LISTED RECORDS ▸
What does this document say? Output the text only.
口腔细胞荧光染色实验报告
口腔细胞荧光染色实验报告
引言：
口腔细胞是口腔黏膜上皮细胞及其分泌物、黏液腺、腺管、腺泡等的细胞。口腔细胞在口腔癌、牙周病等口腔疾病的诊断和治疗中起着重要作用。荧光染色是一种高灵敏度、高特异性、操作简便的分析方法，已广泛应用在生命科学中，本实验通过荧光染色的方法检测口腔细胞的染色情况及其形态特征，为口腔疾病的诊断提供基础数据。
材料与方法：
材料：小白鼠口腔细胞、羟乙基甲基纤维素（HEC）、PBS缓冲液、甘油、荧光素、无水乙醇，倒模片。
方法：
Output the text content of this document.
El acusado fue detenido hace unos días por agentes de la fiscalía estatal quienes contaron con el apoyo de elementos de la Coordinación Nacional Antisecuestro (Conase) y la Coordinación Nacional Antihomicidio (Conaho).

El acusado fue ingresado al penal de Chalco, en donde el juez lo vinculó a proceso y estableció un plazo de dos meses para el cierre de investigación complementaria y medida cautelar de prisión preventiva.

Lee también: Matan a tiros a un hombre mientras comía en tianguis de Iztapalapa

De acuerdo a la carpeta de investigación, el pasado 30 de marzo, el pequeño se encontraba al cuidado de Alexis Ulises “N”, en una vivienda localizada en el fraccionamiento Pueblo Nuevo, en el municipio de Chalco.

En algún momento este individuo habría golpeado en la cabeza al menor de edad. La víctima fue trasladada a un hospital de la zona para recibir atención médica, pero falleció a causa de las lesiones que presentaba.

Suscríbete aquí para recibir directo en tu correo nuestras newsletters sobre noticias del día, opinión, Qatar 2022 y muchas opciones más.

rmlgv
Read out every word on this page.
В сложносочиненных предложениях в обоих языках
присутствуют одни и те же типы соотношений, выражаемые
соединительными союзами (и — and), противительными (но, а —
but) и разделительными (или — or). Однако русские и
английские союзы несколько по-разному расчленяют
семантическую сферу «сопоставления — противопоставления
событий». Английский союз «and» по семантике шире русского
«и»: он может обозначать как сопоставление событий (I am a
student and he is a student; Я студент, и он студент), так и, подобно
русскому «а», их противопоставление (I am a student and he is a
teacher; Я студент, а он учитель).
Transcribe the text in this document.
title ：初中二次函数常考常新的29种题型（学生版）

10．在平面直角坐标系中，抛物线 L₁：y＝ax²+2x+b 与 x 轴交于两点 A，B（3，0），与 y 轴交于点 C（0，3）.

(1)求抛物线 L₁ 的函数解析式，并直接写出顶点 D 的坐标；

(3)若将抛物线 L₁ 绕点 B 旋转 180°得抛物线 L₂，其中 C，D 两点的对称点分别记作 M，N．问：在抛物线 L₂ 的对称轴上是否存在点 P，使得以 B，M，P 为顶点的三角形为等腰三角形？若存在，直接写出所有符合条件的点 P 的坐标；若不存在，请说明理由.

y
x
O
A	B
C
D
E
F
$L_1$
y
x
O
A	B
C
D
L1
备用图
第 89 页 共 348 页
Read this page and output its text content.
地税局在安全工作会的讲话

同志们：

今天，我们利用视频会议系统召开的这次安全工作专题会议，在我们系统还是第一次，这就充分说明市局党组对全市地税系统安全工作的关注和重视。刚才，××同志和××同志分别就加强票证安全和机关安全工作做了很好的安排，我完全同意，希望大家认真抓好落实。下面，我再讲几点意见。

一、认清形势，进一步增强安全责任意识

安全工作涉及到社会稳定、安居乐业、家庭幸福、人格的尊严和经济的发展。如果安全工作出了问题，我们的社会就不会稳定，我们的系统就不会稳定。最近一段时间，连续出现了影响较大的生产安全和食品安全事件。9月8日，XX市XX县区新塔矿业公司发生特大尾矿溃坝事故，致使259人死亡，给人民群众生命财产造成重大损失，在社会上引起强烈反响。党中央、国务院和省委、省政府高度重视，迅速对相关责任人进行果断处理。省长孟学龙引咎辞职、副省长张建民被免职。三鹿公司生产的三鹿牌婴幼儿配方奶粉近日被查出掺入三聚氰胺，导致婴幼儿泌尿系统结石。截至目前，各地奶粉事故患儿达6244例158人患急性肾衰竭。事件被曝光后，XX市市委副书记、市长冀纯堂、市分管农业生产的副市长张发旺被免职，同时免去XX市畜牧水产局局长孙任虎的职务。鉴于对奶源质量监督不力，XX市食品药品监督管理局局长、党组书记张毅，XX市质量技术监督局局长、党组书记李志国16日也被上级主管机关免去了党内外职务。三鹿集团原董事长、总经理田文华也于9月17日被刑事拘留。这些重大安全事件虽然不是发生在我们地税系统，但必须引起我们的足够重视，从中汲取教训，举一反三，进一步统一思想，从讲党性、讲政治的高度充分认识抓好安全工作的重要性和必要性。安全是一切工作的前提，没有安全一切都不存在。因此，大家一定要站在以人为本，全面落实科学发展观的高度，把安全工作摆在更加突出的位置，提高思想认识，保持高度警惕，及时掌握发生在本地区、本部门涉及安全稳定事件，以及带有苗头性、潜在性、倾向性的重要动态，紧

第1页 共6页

EXERCISE AIM ▸ Where a line above contains the word "this", copy that line.

EXERCISE RESPONSE ▸
What does this document say? Output the text only.
Output the text content of this document.
Read out every word on this page.
Transcribe the text in this document.
Read this page and output its text content.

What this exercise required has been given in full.